---------- Data for this task

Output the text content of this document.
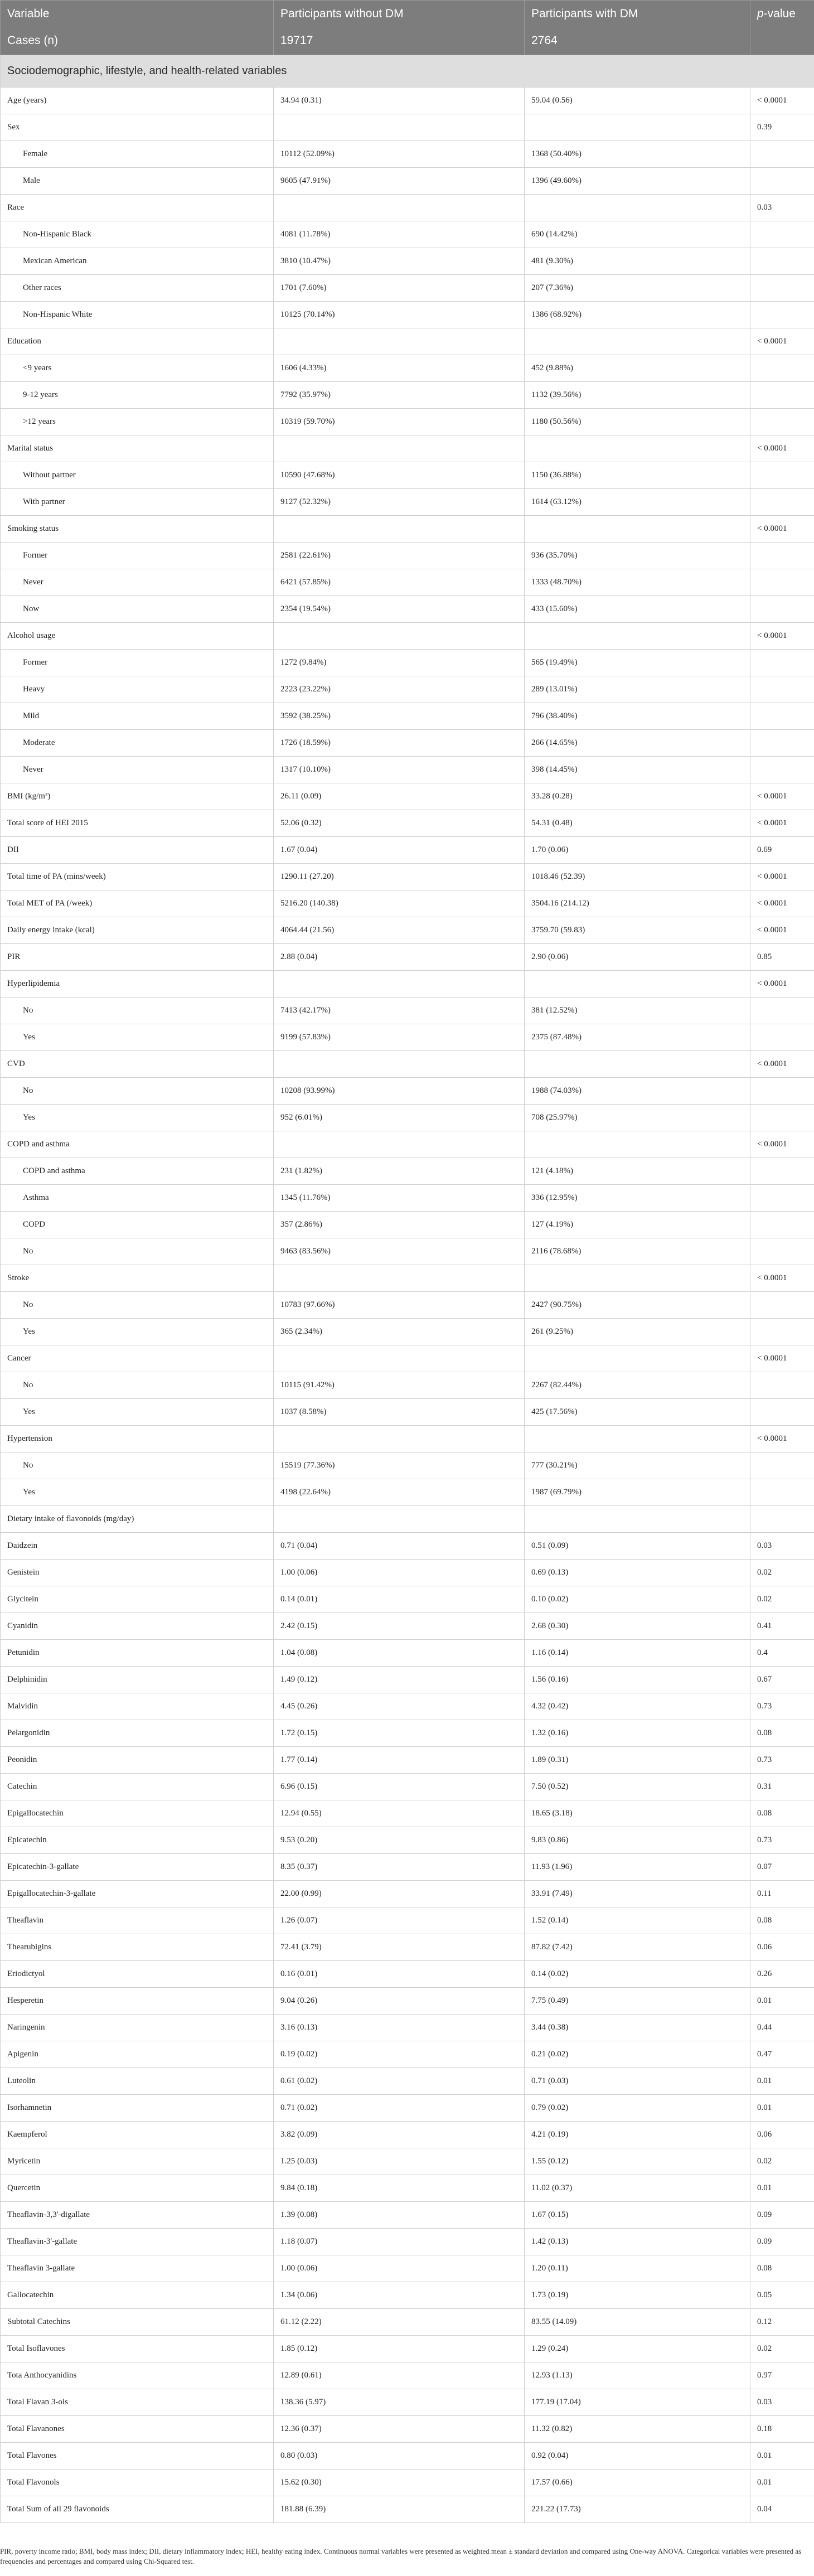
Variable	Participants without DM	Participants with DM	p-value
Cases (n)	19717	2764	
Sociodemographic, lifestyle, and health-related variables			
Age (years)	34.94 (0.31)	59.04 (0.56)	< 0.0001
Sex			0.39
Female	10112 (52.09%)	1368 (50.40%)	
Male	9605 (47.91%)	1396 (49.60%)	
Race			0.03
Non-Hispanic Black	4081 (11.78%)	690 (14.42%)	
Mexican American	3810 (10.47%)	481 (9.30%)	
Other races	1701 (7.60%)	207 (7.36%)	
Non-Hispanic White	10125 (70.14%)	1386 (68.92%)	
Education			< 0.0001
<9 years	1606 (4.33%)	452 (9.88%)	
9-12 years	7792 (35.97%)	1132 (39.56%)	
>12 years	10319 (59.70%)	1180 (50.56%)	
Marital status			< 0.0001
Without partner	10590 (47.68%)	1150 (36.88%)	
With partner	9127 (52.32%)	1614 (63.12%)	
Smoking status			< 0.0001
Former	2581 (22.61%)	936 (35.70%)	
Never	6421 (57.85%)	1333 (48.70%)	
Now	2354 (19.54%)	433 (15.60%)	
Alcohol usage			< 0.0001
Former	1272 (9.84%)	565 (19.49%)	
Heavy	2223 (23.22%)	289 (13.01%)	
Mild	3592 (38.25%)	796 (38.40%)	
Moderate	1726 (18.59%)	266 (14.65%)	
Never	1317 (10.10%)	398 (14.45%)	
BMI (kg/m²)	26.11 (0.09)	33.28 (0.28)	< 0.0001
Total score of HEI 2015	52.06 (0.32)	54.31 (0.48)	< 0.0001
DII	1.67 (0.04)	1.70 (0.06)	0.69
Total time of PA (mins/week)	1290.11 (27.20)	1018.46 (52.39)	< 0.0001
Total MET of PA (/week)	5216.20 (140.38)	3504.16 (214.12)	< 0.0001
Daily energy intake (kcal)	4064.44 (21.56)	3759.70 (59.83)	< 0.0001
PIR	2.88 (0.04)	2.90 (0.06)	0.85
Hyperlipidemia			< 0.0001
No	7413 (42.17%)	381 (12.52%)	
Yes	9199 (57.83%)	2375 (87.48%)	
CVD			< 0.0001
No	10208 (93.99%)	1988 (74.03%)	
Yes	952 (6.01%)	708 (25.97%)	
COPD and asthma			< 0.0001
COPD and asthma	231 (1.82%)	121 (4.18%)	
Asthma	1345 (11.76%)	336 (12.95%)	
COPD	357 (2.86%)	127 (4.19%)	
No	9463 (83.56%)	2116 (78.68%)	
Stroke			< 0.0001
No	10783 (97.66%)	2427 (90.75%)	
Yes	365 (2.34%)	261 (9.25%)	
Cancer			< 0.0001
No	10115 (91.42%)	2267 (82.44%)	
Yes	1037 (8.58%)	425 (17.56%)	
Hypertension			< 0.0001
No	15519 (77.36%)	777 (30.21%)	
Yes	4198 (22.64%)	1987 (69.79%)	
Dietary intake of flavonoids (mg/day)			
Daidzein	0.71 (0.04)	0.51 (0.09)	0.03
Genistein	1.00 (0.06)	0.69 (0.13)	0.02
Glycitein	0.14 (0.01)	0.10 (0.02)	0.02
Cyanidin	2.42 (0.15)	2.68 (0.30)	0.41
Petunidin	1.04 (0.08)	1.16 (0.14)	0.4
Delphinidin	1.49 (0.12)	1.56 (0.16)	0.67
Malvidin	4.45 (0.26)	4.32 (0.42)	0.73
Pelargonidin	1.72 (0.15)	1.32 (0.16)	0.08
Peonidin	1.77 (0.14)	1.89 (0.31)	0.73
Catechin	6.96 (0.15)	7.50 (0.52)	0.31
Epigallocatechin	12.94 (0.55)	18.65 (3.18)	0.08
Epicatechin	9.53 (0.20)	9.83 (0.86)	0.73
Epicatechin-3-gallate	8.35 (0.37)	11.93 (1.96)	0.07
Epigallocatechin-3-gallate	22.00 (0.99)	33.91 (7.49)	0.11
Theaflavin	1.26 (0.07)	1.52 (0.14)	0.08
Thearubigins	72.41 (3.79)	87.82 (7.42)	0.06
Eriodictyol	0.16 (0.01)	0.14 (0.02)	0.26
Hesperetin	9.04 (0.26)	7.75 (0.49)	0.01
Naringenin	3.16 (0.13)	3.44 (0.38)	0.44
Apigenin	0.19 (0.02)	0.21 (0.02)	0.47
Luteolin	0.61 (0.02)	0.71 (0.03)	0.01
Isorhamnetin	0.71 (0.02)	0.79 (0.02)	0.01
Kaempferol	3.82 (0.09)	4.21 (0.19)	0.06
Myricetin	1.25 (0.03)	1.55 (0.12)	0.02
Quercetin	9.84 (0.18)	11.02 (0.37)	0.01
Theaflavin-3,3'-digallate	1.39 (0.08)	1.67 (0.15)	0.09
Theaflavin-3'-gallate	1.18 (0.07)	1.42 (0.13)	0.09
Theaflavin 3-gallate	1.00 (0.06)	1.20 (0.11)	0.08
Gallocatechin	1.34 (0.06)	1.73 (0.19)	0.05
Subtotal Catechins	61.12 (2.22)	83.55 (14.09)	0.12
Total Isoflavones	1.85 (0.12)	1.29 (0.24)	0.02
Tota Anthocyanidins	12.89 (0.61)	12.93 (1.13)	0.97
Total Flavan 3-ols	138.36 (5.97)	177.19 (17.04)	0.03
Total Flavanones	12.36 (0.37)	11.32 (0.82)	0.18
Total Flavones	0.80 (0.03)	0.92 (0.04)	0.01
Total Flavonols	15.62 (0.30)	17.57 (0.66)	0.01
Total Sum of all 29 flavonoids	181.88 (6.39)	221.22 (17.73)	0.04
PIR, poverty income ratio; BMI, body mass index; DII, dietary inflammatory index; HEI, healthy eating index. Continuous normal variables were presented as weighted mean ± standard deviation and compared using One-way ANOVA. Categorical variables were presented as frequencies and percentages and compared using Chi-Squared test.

--------------------
---------- Data for this task

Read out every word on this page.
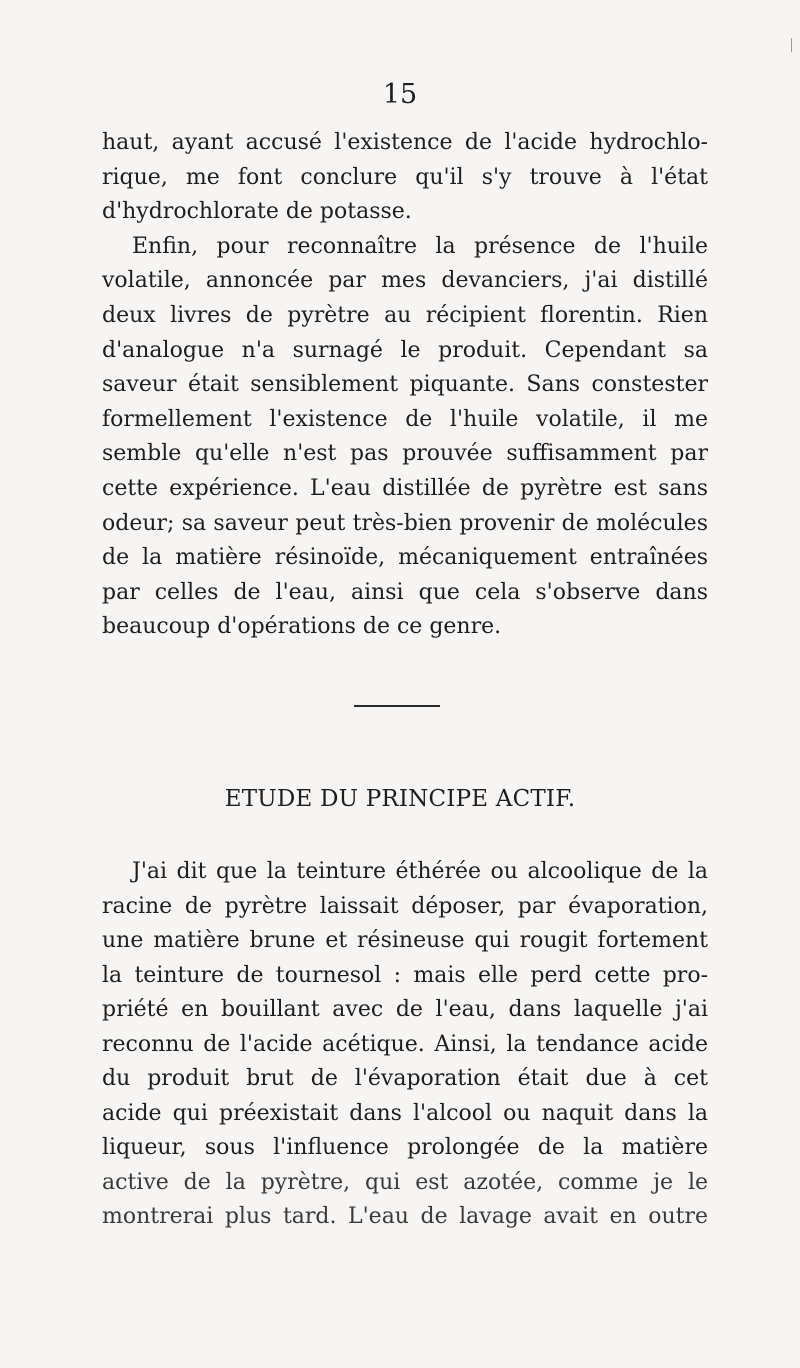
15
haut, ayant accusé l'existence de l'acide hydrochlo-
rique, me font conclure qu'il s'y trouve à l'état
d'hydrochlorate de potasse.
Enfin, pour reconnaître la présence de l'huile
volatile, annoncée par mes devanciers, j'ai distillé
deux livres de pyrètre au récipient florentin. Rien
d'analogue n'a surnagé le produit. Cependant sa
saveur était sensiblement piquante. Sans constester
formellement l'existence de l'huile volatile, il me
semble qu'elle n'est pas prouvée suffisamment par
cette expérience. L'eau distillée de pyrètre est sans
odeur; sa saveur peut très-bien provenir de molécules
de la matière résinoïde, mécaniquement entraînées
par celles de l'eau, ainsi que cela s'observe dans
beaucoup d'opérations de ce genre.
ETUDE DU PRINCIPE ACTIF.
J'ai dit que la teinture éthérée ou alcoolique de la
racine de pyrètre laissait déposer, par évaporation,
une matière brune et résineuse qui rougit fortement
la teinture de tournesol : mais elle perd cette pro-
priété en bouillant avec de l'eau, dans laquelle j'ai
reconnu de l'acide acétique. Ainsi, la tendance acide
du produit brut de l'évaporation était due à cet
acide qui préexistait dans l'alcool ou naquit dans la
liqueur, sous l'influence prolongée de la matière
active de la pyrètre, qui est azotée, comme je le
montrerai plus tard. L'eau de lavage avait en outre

--------------------
---------- Data for this task

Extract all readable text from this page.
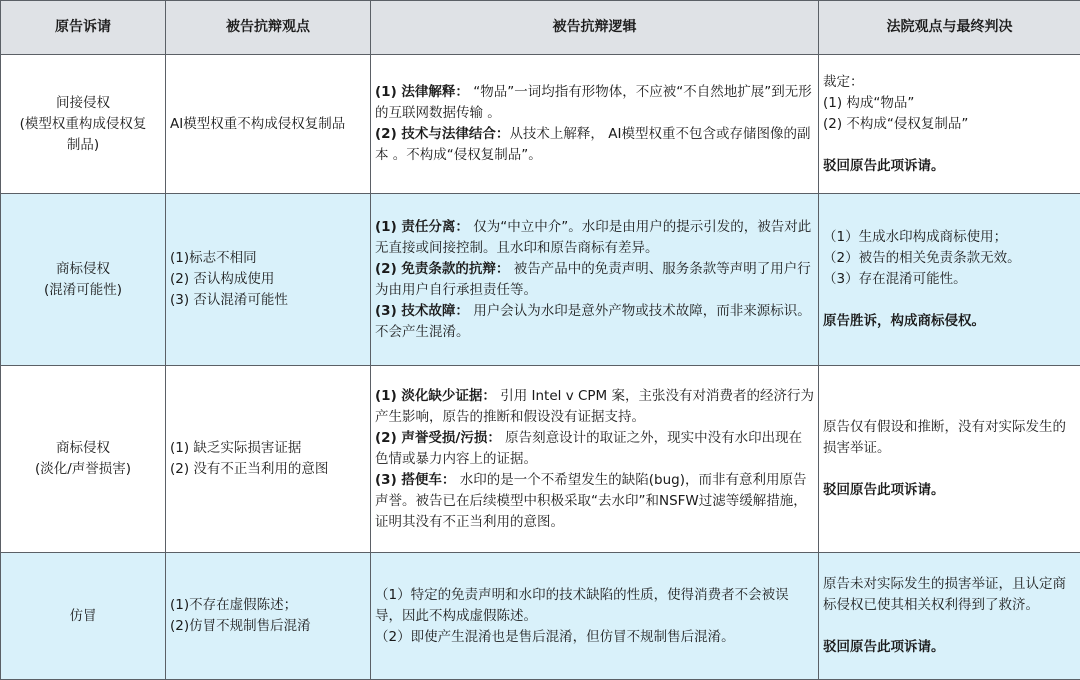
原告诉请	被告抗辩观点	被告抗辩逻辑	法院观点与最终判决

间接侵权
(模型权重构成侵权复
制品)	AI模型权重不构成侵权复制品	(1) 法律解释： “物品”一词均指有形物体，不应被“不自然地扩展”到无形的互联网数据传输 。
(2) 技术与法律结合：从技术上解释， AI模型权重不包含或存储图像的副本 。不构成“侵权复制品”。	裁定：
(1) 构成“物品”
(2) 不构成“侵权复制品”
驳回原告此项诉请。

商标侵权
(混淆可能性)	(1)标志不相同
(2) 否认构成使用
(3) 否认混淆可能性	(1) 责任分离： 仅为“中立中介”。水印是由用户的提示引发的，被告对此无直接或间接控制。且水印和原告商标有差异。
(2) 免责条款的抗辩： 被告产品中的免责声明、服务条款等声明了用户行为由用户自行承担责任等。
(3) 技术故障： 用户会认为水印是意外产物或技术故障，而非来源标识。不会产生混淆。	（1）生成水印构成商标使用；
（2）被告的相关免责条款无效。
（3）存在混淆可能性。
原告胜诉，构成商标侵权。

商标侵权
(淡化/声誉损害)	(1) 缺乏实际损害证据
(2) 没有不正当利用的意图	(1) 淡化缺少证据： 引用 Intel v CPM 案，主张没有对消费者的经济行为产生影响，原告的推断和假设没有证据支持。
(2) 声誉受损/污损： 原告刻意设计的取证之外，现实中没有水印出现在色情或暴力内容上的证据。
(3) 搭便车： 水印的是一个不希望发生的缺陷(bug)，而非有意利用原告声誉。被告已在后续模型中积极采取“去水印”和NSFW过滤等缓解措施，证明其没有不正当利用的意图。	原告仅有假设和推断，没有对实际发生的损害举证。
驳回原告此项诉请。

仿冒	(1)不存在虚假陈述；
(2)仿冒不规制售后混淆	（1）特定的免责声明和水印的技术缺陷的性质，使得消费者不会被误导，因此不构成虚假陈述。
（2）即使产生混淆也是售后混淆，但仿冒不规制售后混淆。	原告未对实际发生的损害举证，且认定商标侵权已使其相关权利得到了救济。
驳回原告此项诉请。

--------------------

### Task objective
What is the number of lines that hold the string "week"? Give it alone.

### Correct answer
2